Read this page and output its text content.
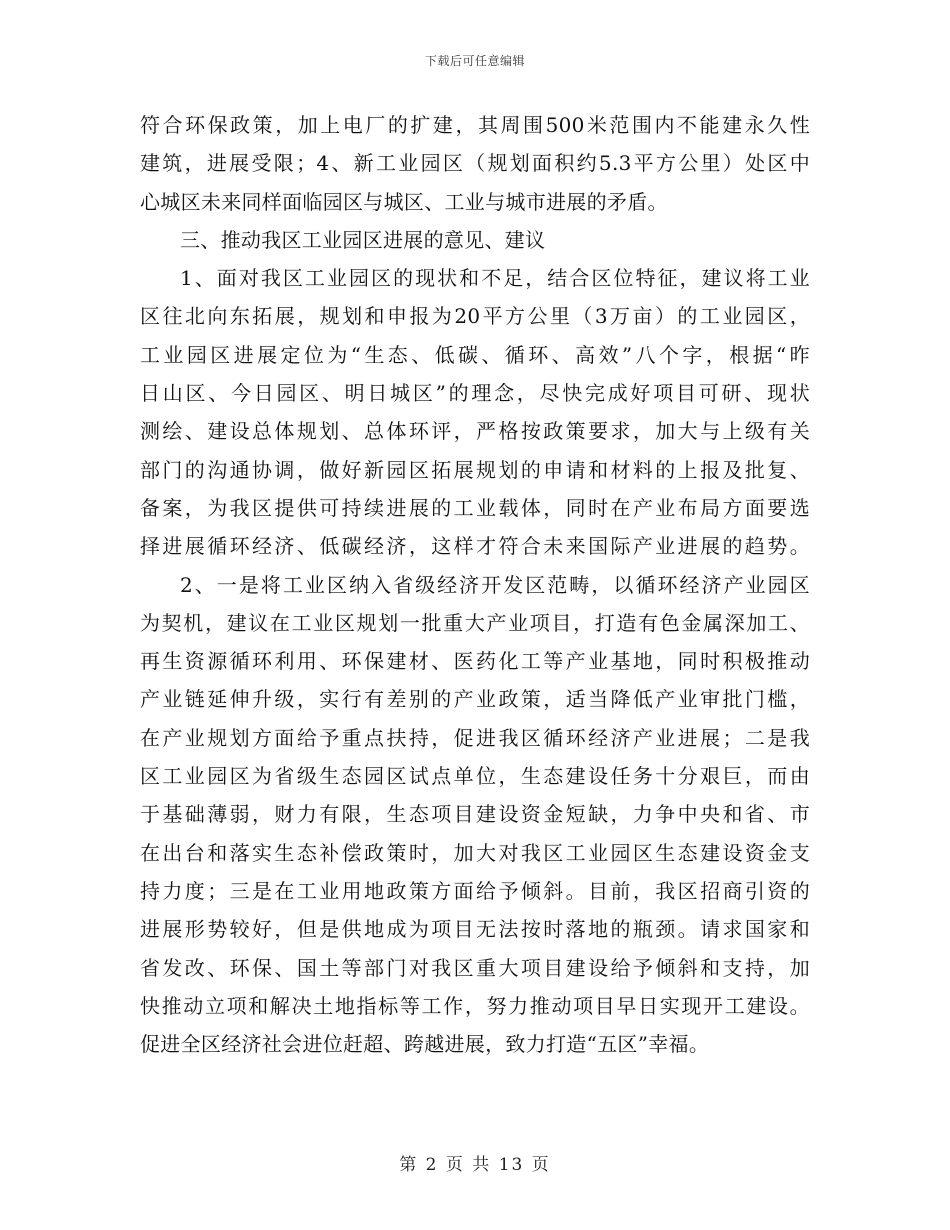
下载后可任意编辑
符合环保政策，加上电厂的扩建，其周围500米范围内不能建永久性
建筑，进展受限；4、新工业园区（规划面积约5.3平方公里）处区中
心城区未来同样面临园区与城区、工业与城市进展的矛盾。
三、推动我区工业园区进展的意见、建议
1、面对我区工业园区的现状和不足，结合区位特征，建议将工业
区往北向东拓展，规划和申报为20平方公里（3万亩）的工业园区，
工业园区进展定位为“生态、低碳、循环、高效”八个字，根据“昨
日山区、今日园区、明日城区”的理念，尽快完成好项目可研、现状
测绘、建设总体规划、总体环评，严格按政策要求，加大与上级有关
部门的沟通协调，做好新园区拓展规划的申请和材料的上报及批复、
备案，为我区提供可持续进展的工业载体，同时在产业布局方面要选
择进展循环经济、低碳经济，这样才符合未来国际产业进展的趋势。
2、一是将工业区纳入省级经济开发区范畴，以循环经济产业园区
为契机，建议在工业区规划一批重大产业项目，打造有色金属深加工、
再生资源循环利用、环保建材、医药化工等产业基地，同时积极推动
产业链延伸升级，实行有差别的产业政策，适当降低产业审批门槛，
在产业规划方面给予重点扶持，促进我区循环经济产业进展；二是我
区工业园区为省级生态园区试点单位，生态建设任务十分艰巨，而由
于基础薄弱，财力有限，生态项目建设资金短缺，力争中央和省、市
在出台和落实生态补偿政策时，加大对我区工业园区生态建设资金支
持力度；三是在工业用地政策方面给予倾斜。目前，我区招商引资的
进展形势较好，但是供地成为项目无法按时落地的瓶颈。请求国家和
省发改、环保、国土等部门对我区重大项目建设给予倾斜和支持，加
快推动立项和解决土地指标等工作，努力推动项目早日实现开工建设。
促进全区经济社会进位赶超、跨越进展，致力打造“五区”幸福。
第 2 页 共 13 页
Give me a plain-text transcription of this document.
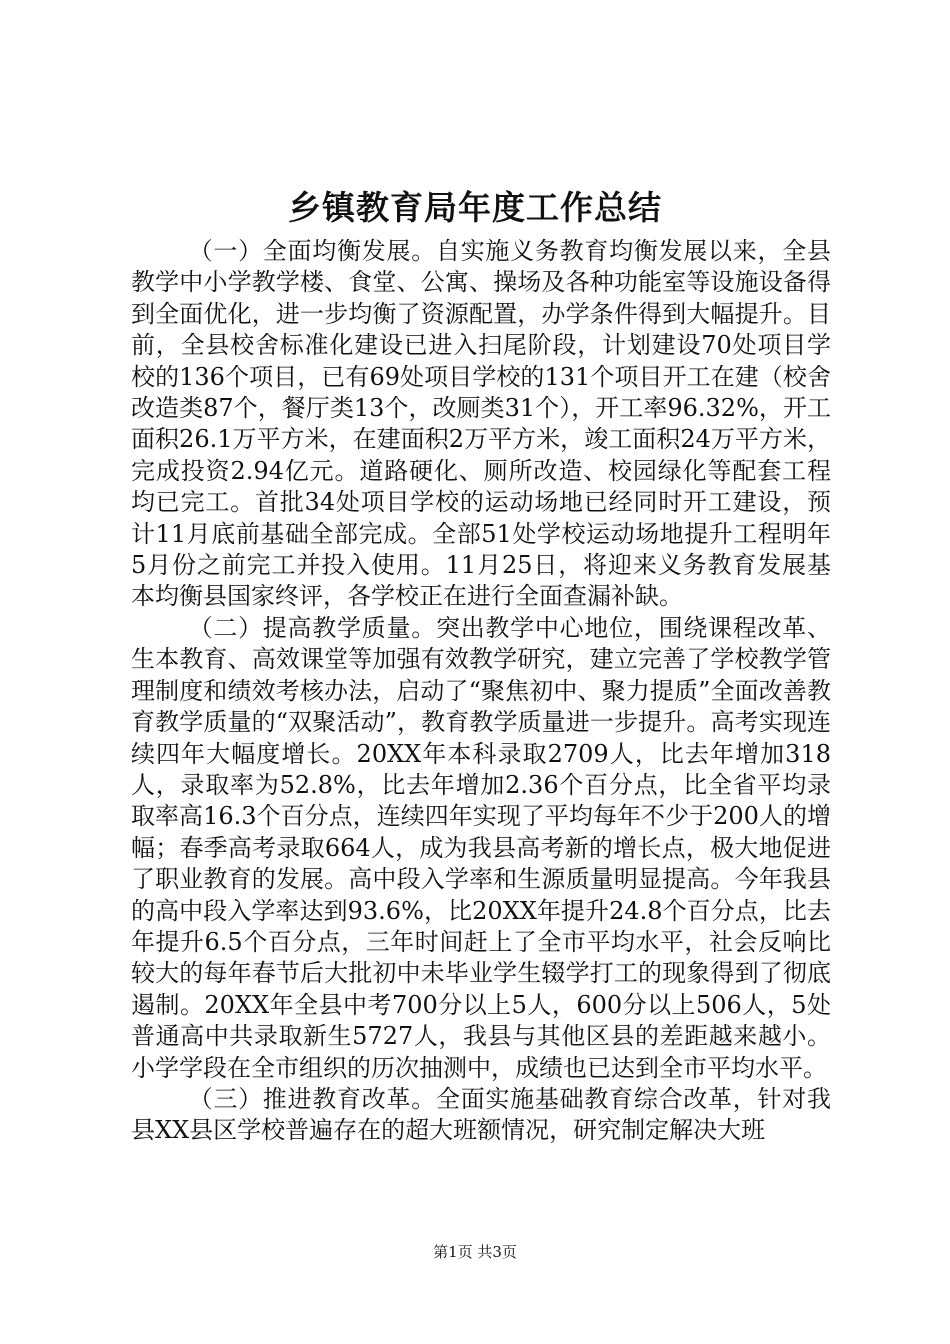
乡镇教育局年度工作总结

（一）全面均衡发展。自实施义务教育均衡发展以来，全县教学中小学教学楼、食堂、公寓、操场及各种功能室等设施设备得到全面优化，进一步均衡了资源配置，办学条件得到大幅提升。目前，全县校舍标准化建设已进入扫尾阶段，计划建设70处项目学校的136个项目，已有69处项目学校的131个项目开工在建（校舍改造类87个，餐厅类13个，改厕类31个），开工率96.32%，开工面积26.1万平方米，在建面积2万平方米，竣工面积24万平方米，完成投资2.94亿元。道路硬化、厕所改造、校园绿化等配套工程均已完工。首批34处项目学校的运动场地已经同时开工建设，预计11月底前基础全部完成。全部51处学校运动场地提升工程明年5月份之前完工并投入使用。11月25日，将迎来义务教育发展基本均衡县国家终评，各学校正在进行全面查漏补缺。

（二）提高教学质量。突出教学中心地位，围绕课程改革、生本教育、高效课堂等加强有效教学研究，建立完善了学校教学管理制度和绩效考核办法，启动了“聚焦初中、聚力提质”全面改善教育教学质量的“双聚活动”，教育教学质量进一步提升。高考实现连续四年大幅度增长。20XX年本科录取2709人，比去年增加318人，录取率为52.8%，比去年增加2.36个百分点，比全省平均录取率高16.3个百分点，连续四年实现了平均每年不少于200人的增幅；春季高考录取664人，成为我县高考新的增长点，极大地促进了职业教育的发展。高中段入学率和生源质量明显提高。今年我县的高中段入学率达到93.6%，比20XX年提升24.8个百分点，比去年提升6.5个百分点，三年时间赶上了全市平均水平，社会反响比较大的每年春节后大批初中未毕业学生辍学打工的现象得到了彻底遏制。20XX年全县中考700分以上5人，600分以上506人，5处普通高中共录取新生5727人，我县与其他区县的差距越来越小。小学学段在全市组织的历次抽测中，成绩也已达到全市平均水平。

（三）推进教育改革。全面实施基础教育综合改革，针对我县XX县区学校普遍存在的超大班额情况，研究制定解决大班

第1页 共3页
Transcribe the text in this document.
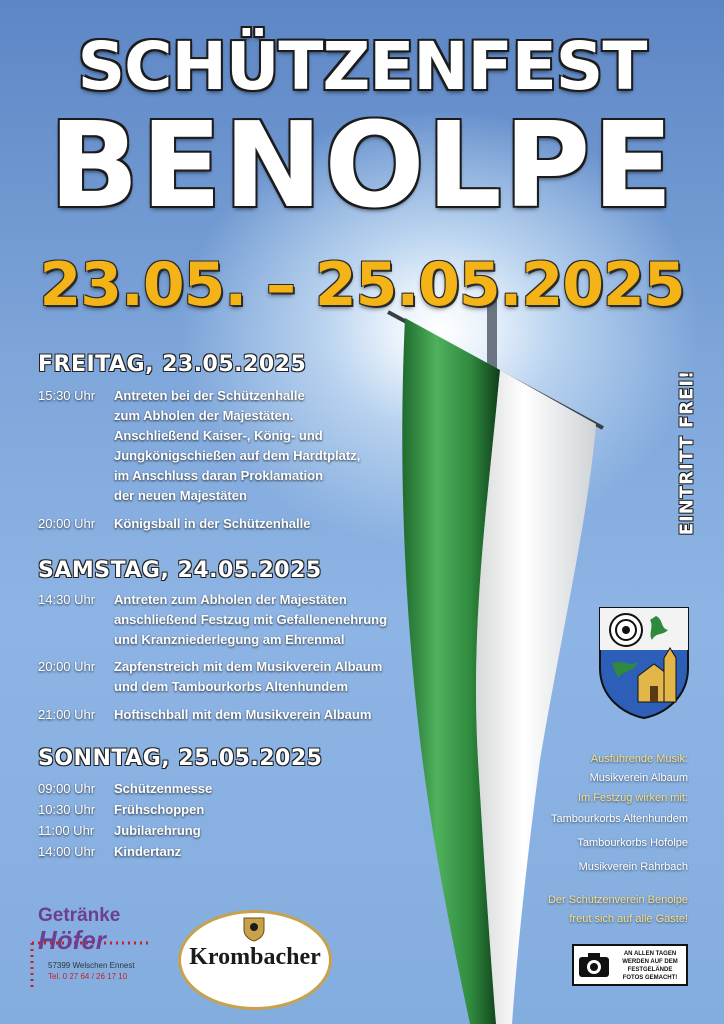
SCHÜTZENFEST
BENOLPE
23.05. – 25.05.2025
FREITAG, 23.05.2025
15:30 Uhr	Antreten bei der Schützenhalle
zum Abholen der Majestäten.
Anschließend Kaiser-, König- und
Jungkönigschießen auf dem Hardtplatz,
im Anschluss daran Proklamation
der neuen Majestäten
20:00 Uhr	Königsball in der Schützenhalle
SAMSTAG, 24.05.2025
14:30 Uhr	Antreten zum Abholen der Majestäten
anschließend Festzug mit Gefallenenehrung
und Kranzniederlegung am Ehrenmal
20:00 Uhr	Zapfenstreich mit dem Musikverein Albaum
und dem Tambourkorbs Altenhundem
21:00 Uhr	Hoftischball mit dem Musikverein Albaum
SONNTAG, 25.05.2025
09:00 Uhr	Schützenmesse
10:30 Uhr	Frühschoppen
11:00 Uhr	Jubilarehrung
14:00 Uhr	Kindertanz
EINTRITT FREI!
Ausführende Musik:
Musikverein Albaum
Im Festzug wirken mit:
Tambourkorbs Altenhundem
Tambourkorbs Hofolpe
Musikverein Rahrbach
Der Schützenverein Benolpe
freut sich auf alle Gäste!
Getränke
Höfer
57399 Welschen Ennest
Tel. 0 27 64 / 26 17 10
Krombacher	AN ALLEN TAGEN
WERDEN AUF DEM
FESTGELÄNDE
FOTOS GEMACHT!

→ Request:
Report how many lines in the listing include the word "Altenhundem". Give nothing but the count.

→ In response:
2